━━━ THE RECORDS

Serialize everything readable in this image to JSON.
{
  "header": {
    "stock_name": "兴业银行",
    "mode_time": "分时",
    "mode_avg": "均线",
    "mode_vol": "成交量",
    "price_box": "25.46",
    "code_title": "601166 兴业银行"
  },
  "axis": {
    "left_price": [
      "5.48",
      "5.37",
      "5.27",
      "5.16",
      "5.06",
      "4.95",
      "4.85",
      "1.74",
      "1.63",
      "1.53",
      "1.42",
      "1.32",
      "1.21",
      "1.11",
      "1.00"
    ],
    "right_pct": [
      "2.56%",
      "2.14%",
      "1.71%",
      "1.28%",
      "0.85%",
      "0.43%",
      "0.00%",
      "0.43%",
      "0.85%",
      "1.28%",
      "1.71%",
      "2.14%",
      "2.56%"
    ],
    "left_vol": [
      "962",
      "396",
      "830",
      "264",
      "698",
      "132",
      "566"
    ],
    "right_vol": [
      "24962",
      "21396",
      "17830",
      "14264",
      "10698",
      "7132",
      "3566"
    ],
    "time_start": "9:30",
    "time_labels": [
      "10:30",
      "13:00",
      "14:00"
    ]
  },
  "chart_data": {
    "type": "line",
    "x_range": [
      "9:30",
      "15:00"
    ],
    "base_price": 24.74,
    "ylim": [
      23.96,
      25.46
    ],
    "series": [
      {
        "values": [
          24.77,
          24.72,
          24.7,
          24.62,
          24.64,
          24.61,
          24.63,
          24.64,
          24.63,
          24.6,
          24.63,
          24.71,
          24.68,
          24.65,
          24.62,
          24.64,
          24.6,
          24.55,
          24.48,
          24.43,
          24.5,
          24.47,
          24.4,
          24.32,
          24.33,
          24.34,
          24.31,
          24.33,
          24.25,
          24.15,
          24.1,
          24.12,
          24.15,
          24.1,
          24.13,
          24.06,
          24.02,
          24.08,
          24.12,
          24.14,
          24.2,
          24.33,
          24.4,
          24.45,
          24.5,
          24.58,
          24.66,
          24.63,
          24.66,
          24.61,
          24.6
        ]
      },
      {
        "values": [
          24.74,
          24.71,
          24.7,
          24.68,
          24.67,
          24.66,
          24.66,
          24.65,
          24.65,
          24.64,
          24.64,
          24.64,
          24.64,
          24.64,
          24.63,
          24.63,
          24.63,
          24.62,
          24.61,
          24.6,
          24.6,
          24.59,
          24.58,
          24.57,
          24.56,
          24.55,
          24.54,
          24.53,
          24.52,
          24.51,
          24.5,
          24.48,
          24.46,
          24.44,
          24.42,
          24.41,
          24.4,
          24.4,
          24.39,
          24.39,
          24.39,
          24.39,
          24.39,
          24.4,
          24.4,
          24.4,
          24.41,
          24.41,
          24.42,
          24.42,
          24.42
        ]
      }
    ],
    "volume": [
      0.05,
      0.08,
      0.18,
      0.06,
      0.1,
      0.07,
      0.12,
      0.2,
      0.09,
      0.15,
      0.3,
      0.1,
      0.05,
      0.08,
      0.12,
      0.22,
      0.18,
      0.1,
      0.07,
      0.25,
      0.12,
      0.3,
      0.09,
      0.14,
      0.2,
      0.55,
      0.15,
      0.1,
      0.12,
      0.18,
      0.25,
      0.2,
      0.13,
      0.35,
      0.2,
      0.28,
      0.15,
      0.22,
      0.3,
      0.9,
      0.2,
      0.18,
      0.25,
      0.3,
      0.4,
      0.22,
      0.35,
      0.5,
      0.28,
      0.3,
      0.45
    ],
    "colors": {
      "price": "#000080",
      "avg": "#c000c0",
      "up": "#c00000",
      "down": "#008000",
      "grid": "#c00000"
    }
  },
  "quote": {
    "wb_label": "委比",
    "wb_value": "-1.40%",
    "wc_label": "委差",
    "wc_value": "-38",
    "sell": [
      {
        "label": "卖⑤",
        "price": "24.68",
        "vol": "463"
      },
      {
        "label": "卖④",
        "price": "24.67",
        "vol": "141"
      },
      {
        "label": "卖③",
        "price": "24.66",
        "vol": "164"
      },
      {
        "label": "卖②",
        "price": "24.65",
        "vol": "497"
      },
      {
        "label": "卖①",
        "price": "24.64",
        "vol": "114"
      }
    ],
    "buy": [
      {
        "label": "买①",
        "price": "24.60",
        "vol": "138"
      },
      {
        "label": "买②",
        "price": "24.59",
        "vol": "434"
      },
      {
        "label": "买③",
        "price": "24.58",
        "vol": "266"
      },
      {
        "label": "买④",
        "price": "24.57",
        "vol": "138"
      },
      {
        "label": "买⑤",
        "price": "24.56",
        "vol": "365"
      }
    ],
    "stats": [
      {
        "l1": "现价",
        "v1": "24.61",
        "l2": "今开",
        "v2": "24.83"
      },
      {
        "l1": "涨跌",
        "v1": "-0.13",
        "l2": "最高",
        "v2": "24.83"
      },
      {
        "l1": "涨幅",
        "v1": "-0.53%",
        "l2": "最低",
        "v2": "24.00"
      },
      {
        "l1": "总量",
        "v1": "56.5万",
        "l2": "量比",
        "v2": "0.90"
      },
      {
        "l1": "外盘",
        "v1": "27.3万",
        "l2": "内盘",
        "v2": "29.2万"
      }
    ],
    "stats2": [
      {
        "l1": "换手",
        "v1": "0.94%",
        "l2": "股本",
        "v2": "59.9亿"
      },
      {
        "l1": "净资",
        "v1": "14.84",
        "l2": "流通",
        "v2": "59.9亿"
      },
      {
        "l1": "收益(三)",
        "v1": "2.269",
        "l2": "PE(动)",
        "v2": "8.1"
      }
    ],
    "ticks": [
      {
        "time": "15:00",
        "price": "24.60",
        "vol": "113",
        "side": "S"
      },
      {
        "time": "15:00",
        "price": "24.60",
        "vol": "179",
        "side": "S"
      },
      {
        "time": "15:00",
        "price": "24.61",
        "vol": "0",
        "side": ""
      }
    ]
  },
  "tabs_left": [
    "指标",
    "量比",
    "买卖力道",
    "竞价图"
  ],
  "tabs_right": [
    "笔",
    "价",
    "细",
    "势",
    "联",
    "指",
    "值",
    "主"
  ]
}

━━━━━━

> _WHAT YOU ARE ASKED TO DO_
All of the entries should be written out again exactly.

> _IN RESPONSE_
Serialize everything readable in this image to JSON.
{
  "header": {
    "stock_name": "兴业银行",
    "mode_time": "分时",
    "mode_avg": "均线",
    "mode_vol": "成交量",
    "price_box": "25.46",
    "code_title": "601166 兴业银行"
  },
  "axis": {
    "left_price": [
      "5.48",
      "5.37",
      "5.27",
      "5.16",
      "5.06",
      "4.95",
      "4.85",
      "1.74",
      "1.63",
      "1.53",
      "1.42",
      "1.32",
      "1.21",
      "1.11",
      "1.00"
    ],
    "right_pct": [
      "2.56%",
      "2.14%",
      "1.71%",
      "1.28%",
      "0.85%",
      "0.43%",
      "0.00%",
      "0.43%",
      "0.85%",
      "1.28%",
      "1.71%",
      "2.14%",
      "2.56%"
    ],
    "left_vol": [
      "962",
      "396",
      "830",
      "264",
      "698",
      "132",
      "566"
    ],
    "right_vol": [
      "24962",
      "21396",
      "17830",
      "14264",
      "10698",
      "7132",
      "3566"
    ],
    "time_start": "9:30",
    "time_labels": [
      "10:30",
      "13:00",
      "14:00"
    ]
  },
  "chart_data": {
    "type": "line",
    "x_range": [
      "9:30",
      "15:00"
    ],
    "base_price": 24.74,
    "ylim": [
      23.96,
      25.46
    ],
    "series": [
      {
        "values": [
          24.77,
          24.72,
          24.7,
          24.62,
          24.64,
          24.61,
          24.63,
          24.64,
          24.63,
          24.6,
          24.63,
          24.71,
          24.68,
          24.65,
          24.62,
          24.64,
          24.6,
          24.55,
          24.48,
          24.43,
          24.5,
          24.47,
          24.4,
          24.32,
          24.33,
          24.34,
          24.31,
          24.33,
          24.25,
          24.15,
          24.1,
          24.12,
          24.15,
          24.1,
          24.13,
          24.06,
          24.02,
          24.08,
          24.12,
          24.14,
          24.2,
          24.33,
          24.4,
          24.45,
          24.5,
          24.58,
          24.66,
          24.63,
          24.66,
          24.61,
          24.6
        ]
      },
      {
        "values": [
          24.74,
          24.71,
          24.7,
          24.68,
          24.67,
          24.66,
          24.66,
          24.65,
          24.65,
          24.64,
          24.64,
          24.64,
          24.64,
          24.64,
          24.63,
          24.63,
          24.63,
          24.62,
          24.61,
          24.6,
          24.6,
          24.59,
          24.58,
          24.57,
          24.56,
          24.55,
          24.54,
          24.53,
          24.52,
          24.51,
          24.5,
          24.48,
          24.46,
          24.44,
          24.42,
          24.41,
          24.4,
          24.4,
          24.39,
          24.39,
          24.39,
          24.39,
          24.39,
          24.4,
          24.4,
          24.4,
          24.41,
          24.41,
          24.42,
          24.42,
          24.42
        ]
      }
    ],
    "volume": [
      0.05,
      0.08,
      0.18,
      0.06,
      0.1,
      0.07,
      0.12,
      0.2,
      0.09,
      0.15,
      0.3,
      0.1,
      0.05,
      0.08,
      0.12,
      0.22,
      0.18,
      0.1,
      0.07,
      0.25,
      0.12,
      0.3,
      0.09,
      0.14,
      0.2,
      0.55,
      0.15,
      0.1,
      0.12,
      0.18,
      0.25,
      0.2,
      0.13,
      0.35,
      0.2,
      0.28,
      0.15,
      0.22,
      0.3,
      0.9,
      0.2,
      0.18,
      0.25,
      0.3,
      0.4,
      0.22,
      0.35,
      0.5,
      0.28,
      0.3,
      0.45
    ],
    "colors": {
      "price": "#000080",
      "avg": "#c000c0",
      "up": "#c00000",
      "down": "#008000",
      "grid": "#c00000"
    }
  },
  "quote": {
    "wb_label": "委比",
    "wb_value": "-1.40%",
    "wc_label": "委差",
    "wc_value": "-38",
    "sell": [
      {
        "label": "卖⑤",
        "price": "24.68",
        "vol": "463"
      },
      {
        "label": "卖④",
        "price": "24.67",
        "vol": "141"
      },
      {
        "label": "卖③",
        "price": "24.66",
        "vol": "164"
      },
      {
        "label": "卖②",
        "price": "24.65",
        "vol": "497"
      },
      {
        "label": "卖①",
        "price": "24.64",
        "vol": "114"
      }
    ],
    "buy": [
      {
        "label": "买①",
        "price": "24.60",
        "vol": "138"
      },
      {
        "label": "买②",
        "price": "24.59",
        "vol": "434"
      },
      {
        "label": "买③",
        "price": "24.58",
        "vol": "266"
      },
      {
        "label": "买④",
        "price": "24.57",
        "vol": "138"
      },
      {
        "label": "买⑤",
        "price": "24.56",
        "vol": "365"
      }
    ],
    "stats": [
      {
        "l1": "现价",
        "v1": "24.61",
        "l2": "今开",
        "v2": "24.83"
      },
      {
        "l1": "涨跌",
        "v1": "-0.13",
        "l2": "最高",
        "v2": "24.83"
      },
      {
        "l1": "涨幅",
        "v1": "-0.53%",
        "l2": "最低",
        "v2": "24.00"
      },
      {
        "l1": "总量",
        "v1": "56.5万",
        "l2": "量比",
        "v2": "0.90"
      },
      {
        "l1": "外盘",
        "v1": "27.3万",
        "l2": "内盘",
        "v2": "29.2万"
      }
    ],
    "stats2": [
      {
        "l1": "换手",
        "v1": "0.94%",
        "l2": "股本",
        "v2": "59.9亿"
      },
      {
        "l1": "净资",
        "v1": "14.84",
        "l2": "流通",
        "v2": "59.9亿"
      },
      {
        "l1": "收益(三)",
        "v1": "2.269",
        "l2": "PE(动)",
        "v2": "8.1"
      }
    ],
    "ticks": [
      {
        "time": "15:00",
        "price": "24.60",
        "vol": "113",
        "side": "S"
      },
      {
        "time": "15:00",
        "price": "24.60",
        "vol": "179",
        "side": "S"
      },
      {
        "time": "15:00",
        "price": "24.61",
        "vol": "0",
        "side": ""
      }
    ]
  },
  "tabs_left": [
    "指标",
    "量比",
    "买卖力道",
    "竞价图"
  ],
  "tabs_right": [
    "笔",
    "价",
    "细",
    "势",
    "联",
    "指",
    "值",
    "主"
  ]
}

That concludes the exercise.